Assignment: The response must consist of the complete listing below, reproduced without alteration.

Records for this exercise:
===

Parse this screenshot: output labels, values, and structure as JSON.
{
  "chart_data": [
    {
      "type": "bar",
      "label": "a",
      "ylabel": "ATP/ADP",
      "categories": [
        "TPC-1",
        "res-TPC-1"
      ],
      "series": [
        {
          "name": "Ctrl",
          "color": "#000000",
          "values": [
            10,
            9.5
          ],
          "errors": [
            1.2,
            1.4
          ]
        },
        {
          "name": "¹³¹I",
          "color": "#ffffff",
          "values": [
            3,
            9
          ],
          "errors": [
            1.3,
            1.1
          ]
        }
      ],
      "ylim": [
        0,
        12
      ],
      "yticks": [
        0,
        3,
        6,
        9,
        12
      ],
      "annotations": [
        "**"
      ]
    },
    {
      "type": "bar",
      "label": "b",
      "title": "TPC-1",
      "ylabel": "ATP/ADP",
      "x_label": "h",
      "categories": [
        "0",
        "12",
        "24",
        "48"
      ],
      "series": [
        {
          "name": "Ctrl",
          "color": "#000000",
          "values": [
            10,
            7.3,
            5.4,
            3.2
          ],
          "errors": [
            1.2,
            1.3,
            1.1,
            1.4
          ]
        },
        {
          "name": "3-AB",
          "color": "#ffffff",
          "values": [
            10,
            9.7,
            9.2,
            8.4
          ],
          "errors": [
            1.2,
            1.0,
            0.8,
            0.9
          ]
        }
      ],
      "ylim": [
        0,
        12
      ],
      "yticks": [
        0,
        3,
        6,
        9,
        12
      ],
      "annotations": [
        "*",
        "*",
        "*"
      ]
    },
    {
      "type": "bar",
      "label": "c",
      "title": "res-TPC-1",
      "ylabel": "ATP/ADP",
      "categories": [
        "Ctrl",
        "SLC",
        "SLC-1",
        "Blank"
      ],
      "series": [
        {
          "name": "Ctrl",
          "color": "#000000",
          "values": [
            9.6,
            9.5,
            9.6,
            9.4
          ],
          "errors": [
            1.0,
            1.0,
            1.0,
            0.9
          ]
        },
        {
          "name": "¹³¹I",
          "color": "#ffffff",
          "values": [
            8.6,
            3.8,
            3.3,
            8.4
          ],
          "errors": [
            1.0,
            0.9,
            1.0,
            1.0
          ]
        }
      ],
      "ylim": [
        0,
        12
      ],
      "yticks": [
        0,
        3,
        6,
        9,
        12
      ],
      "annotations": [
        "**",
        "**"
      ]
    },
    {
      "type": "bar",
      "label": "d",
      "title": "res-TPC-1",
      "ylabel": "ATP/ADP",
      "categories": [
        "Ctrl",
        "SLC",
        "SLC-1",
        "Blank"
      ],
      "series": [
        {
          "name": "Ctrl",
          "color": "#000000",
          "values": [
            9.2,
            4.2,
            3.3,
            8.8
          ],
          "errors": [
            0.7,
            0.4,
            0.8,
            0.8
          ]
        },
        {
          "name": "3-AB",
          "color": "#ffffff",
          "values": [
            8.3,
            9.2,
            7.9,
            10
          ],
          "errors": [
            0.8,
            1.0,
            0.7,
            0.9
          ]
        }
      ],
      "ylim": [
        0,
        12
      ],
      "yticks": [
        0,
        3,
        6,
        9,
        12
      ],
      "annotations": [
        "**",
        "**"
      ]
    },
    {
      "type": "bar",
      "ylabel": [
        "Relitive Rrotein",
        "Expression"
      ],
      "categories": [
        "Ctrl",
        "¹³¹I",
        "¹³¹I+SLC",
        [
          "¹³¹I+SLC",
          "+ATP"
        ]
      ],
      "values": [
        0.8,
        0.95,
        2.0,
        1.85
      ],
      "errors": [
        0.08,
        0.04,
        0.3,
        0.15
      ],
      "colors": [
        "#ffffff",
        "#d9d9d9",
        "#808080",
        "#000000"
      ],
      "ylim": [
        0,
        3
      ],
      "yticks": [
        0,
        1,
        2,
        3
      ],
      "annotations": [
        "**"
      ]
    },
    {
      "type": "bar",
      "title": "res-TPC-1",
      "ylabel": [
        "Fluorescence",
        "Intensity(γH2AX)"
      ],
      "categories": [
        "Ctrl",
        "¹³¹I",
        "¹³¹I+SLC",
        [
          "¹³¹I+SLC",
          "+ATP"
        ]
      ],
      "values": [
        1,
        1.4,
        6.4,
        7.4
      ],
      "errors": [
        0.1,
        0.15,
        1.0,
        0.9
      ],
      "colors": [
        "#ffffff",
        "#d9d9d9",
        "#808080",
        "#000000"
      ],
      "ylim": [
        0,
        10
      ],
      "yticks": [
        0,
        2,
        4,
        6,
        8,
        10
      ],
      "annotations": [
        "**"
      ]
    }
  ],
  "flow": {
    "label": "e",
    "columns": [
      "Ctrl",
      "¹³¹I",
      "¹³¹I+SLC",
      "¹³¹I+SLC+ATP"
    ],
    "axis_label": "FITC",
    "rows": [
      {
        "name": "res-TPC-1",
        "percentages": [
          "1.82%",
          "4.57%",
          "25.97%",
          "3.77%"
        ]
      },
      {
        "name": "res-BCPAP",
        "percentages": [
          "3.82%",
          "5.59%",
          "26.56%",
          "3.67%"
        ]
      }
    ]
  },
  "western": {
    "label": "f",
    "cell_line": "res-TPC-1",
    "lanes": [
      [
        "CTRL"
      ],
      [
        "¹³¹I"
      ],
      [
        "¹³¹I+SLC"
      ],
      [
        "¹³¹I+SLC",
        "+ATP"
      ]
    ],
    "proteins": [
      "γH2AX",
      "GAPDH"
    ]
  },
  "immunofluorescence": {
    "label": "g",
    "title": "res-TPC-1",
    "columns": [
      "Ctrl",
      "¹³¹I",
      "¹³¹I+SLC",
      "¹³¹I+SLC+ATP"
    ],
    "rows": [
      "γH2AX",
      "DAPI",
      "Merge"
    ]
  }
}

===

Solution to this problem:
Parse this screenshot: output labels, values, and structure as JSON.
{
  "chart_data": [
    {
      "type": "bar",
      "label": "a",
      "ylabel": "ATP/ADP",
      "categories": [
        "TPC-1",
        "res-TPC-1"
      ],
      "series": [
        {
          "name": "Ctrl",
          "color": "#000000",
          "values": [
            10,
            9.5
          ],
          "errors": [
            1.2,
            1.4
          ]
        },
        {
          "name": "¹³¹I",
          "color": "#ffffff",
          "values": [
            3,
            9
          ],
          "errors": [
            1.3,
            1.1
          ]
        }
      ],
      "ylim": [
        0,
        12
      ],
      "yticks": [
        0,
        3,
        6,
        9,
        12
      ],
      "annotations": [
        "**"
      ]
    },
    {
      "type": "bar",
      "label": "b",
      "title": "TPC-1",
      "ylabel": "ATP/ADP",
      "x_label": "h",
      "categories": [
        "0",
        "12",
        "24",
        "48"
      ],
      "series": [
        {
          "name": "Ctrl",
          "color": "#000000",
          "values": [
            10,
            7.3,
            5.4,
            3.2
          ],
          "errors": [
            1.2,
            1.3,
            1.1,
            1.4
          ]
        },
        {
          "name": "3-AB",
          "color": "#ffffff",
          "values": [
            10,
            9.7,
            9.2,
            8.4
          ],
          "errors": [
            1.2,
            1.0,
            0.8,
            0.9
          ]
        }
      ],
      "ylim": [
        0,
        12
      ],
      "yticks": [
        0,
        3,
        6,
        9,
        12
      ],
      "annotations": [
        "*",
        "*",
        "*"
      ]
    },
    {
      "type": "bar",
      "label": "c",
      "title": "res-TPC-1",
      "ylabel": "ATP/ADP",
      "categories": [
        "Ctrl",
        "SLC",
        "SLC-1",
        "Blank"
      ],
      "series": [
        {
          "name": "Ctrl",
          "color": "#000000",
          "values": [
            9.6,
            9.5,
            9.6,
            9.4
          ],
          "errors": [
            1.0,
            1.0,
            1.0,
            0.9
          ]
        },
        {
          "name": "¹³¹I",
          "color": "#ffffff",
          "values": [
            8.6,
            3.8,
            3.3,
            8.4
          ],
          "errors": [
            1.0,
            0.9,
            1.0,
            1.0
          ]
        }
      ],
      "ylim": [
        0,
        12
      ],
      "yticks": [
        0,
        3,
        6,
        9,
        12
      ],
      "annotations": [
        "**",
        "**"
      ]
    },
    {
      "type": "bar",
      "label": "d",
      "title": "res-TPC-1",
      "ylabel": "ATP/ADP",
      "categories": [
        "Ctrl",
        "SLC",
        "SLC-1",
        "Blank"
      ],
      "series": [
        {
          "name": "Ctrl",
          "color": "#000000",
          "values": [
            9.2,
            4.2,
            3.3,
            8.8
          ],
          "errors": [
            0.7,
            0.4,
            0.8,
            0.8
          ]
        },
        {
          "name": "3-AB",
          "color": "#ffffff",
          "values": [
            8.3,
            9.2,
            7.9,
            10
          ],
          "errors": [
            0.8,
            1.0,
            0.7,
            0.9
          ]
        }
      ],
      "ylim": [
        0,
        12
      ],
      "yticks": [
        0,
        3,
        6,
        9,
        12
      ],
      "annotations": [
        "**",
        "**"
      ]
    },
    {
      "type": "bar",
      "ylabel": [
        "Relitive Rrotein",
        "Expression"
      ],
      "categories": [
        "Ctrl",
        "¹³¹I",
        "¹³¹I+SLC",
        [
          "¹³¹I+SLC",
          "+ATP"
        ]
      ],
      "values": [
        0.8,
        0.95,
        2.0,
        1.85
      ],
      "errors": [
        0.08,
        0.04,
        0.3,
        0.15
      ],
      "colors": [
        "#ffffff",
        "#d9d9d9",
        "#808080",
        "#000000"
      ],
      "ylim": [
        0,
        3
      ],
      "yticks": [
        0,
        1,
        2,
        3
      ],
      "annotations": [
        "**"
      ]
    },
    {
      "type": "bar",
      "title": "res-TPC-1",
      "ylabel": [
        "Fluorescence",
        "Intensity(γH2AX)"
      ],
      "categories": [
        "Ctrl",
        "¹³¹I",
        "¹³¹I+SLC",
        [
          "¹³¹I+SLC",
          "+ATP"
        ]
      ],
      "values": [
        1,
        1.4,
        6.4,
        7.4
      ],
      "errors": [
        0.1,
        0.15,
        1.0,
        0.9
      ],
      "colors": [
        "#ffffff",
        "#d9d9d9",
        "#808080",
        "#000000"
      ],
      "ylim": [
        0,
        10
      ],
      "yticks": [
        0,
        2,
        4,
        6,
        8,
        10
      ],
      "annotations": [
        "**"
      ]
    }
  ],
  "flow": {
    "label": "e",
    "columns": [
      "Ctrl",
      "¹³¹I",
      "¹³¹I+SLC",
      "¹³¹I+SLC+ATP"
    ],
    "axis_label": "FITC",
    "rows": [
      {
        "name": "res-TPC-1",
        "percentages": [
          "1.82%",
          "4.57%",
          "25.97%",
          "3.77%"
        ]
      },
      {
        "name": "res-BCPAP",
        "percentages": [
          "3.82%",
          "5.59%",
          "26.56%",
          "3.67%"
        ]
      }
    ]
  },
  "western": {
    "label": "f",
    "cell_line": "res-TPC-1",
    "lanes": [
      [
        "CTRL"
      ],
      [
        "¹³¹I"
      ],
      [
        "¹³¹I+SLC"
      ],
      [
        "¹³¹I+SLC",
        "+ATP"
      ]
    ],
    "proteins": [
      "γH2AX",
      "GAPDH"
    ]
  },
  "immunofluorescence": {
    "label": "g",
    "title": "res-TPC-1",
    "columns": [
      "Ctrl",
      "¹³¹I",
      "¹³¹I+SLC",
      "¹³¹I+SLC+ATP"
    ],
    "rows": [
      "γH2AX",
      "DAPI",
      "Merge"
    ]
  }
}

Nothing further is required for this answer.